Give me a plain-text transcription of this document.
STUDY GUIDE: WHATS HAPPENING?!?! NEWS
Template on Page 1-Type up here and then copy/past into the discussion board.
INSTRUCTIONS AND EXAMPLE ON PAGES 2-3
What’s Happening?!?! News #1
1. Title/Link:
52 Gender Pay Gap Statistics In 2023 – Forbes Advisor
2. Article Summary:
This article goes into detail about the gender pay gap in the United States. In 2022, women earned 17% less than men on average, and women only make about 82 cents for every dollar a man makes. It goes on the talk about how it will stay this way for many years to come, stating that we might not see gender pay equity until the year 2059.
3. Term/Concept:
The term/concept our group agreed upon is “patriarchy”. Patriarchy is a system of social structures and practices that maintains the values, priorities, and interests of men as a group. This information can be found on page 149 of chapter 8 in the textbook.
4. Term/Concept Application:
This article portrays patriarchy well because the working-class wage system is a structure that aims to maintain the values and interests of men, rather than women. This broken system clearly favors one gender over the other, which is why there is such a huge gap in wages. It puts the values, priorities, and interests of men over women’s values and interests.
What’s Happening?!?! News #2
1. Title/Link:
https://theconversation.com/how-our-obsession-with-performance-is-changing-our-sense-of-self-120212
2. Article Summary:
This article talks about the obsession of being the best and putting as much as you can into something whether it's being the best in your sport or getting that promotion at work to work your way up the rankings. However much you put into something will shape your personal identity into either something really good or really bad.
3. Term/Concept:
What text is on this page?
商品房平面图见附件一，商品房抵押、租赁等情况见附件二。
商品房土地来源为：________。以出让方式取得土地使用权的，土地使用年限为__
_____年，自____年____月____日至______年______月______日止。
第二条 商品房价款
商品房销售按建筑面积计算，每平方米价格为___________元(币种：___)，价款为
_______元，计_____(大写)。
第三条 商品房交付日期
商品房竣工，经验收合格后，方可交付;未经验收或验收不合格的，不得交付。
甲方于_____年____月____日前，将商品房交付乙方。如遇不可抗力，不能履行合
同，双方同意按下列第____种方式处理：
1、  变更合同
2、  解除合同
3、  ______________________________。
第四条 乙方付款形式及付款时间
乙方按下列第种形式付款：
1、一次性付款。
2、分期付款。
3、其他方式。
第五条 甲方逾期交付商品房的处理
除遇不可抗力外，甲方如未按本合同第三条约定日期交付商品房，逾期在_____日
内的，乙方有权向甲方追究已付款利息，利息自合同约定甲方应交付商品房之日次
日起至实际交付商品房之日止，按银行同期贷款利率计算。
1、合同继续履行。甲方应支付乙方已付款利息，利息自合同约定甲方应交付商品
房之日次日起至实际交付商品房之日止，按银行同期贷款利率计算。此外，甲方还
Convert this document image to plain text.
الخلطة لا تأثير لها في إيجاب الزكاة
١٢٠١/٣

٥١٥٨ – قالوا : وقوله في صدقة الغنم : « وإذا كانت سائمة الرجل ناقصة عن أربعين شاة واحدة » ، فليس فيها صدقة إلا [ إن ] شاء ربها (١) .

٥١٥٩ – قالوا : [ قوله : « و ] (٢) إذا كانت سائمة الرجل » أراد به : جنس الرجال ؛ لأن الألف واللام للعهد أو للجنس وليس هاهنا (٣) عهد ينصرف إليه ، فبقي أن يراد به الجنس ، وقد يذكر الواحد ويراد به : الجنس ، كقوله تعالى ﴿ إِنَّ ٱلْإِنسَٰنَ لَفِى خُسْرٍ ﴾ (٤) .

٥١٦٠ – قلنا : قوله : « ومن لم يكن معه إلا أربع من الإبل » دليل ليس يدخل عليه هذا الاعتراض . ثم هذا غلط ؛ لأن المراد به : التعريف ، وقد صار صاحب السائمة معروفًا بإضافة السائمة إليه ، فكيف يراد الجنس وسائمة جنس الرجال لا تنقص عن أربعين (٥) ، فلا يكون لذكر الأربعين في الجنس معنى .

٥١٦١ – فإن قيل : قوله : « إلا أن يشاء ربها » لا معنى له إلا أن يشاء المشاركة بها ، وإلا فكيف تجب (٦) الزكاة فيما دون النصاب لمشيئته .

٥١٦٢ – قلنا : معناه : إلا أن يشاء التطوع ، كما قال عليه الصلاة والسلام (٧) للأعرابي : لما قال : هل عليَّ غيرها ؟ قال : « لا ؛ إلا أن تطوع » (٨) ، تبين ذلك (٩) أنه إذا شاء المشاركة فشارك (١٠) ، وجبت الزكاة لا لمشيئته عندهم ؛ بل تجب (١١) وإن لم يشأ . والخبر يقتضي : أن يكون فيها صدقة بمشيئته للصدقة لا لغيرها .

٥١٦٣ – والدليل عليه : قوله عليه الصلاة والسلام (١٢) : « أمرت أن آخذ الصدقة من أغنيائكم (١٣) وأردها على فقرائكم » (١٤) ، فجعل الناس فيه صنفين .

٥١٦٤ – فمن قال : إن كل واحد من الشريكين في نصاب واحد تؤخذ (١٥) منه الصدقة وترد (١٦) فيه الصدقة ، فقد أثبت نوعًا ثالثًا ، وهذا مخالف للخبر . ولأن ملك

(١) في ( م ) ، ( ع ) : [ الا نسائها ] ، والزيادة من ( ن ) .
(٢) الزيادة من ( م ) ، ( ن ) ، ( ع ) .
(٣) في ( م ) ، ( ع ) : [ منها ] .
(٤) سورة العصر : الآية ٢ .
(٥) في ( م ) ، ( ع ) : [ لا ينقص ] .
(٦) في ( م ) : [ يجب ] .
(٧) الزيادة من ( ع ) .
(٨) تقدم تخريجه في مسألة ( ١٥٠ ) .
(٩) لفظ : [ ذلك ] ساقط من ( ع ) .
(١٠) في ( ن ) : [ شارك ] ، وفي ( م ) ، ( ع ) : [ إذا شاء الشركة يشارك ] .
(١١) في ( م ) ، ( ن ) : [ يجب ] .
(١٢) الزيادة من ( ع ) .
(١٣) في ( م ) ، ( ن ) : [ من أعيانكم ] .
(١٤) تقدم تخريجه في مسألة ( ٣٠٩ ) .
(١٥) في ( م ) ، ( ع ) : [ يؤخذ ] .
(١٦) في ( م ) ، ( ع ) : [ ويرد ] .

----------

PROMPT :: Gather each line in the entries above where the string "كانت" is found.

EXERCISE ANSWER ::
٥١٥٨ – قالوا : وقوله في صدقة الغنم : « وإذا كانت سائمة الرجل ناقصة عن أربعين شاة واحدة » ، فليس فيها صدقة إلا [ إن ] شاء ربها (١) .
٥١٥٩ – قالوا : [ قوله : « و ] (٢) إذا كانت سائمة الرجل » أراد به : جنس الرجال ؛ لأن الألف واللام للعهد أو للجنس وليس هاهنا (٣) عهد ينصرف إليه ، فبقي أن يراد به الجنس ، وقد يذكر الواحد ويراد به : الجنس ، كقوله تعالى ﴿ إِنَّ ٱلْإِنسَٰنَ لَفِى خُسْرٍ ﴾ (٤) .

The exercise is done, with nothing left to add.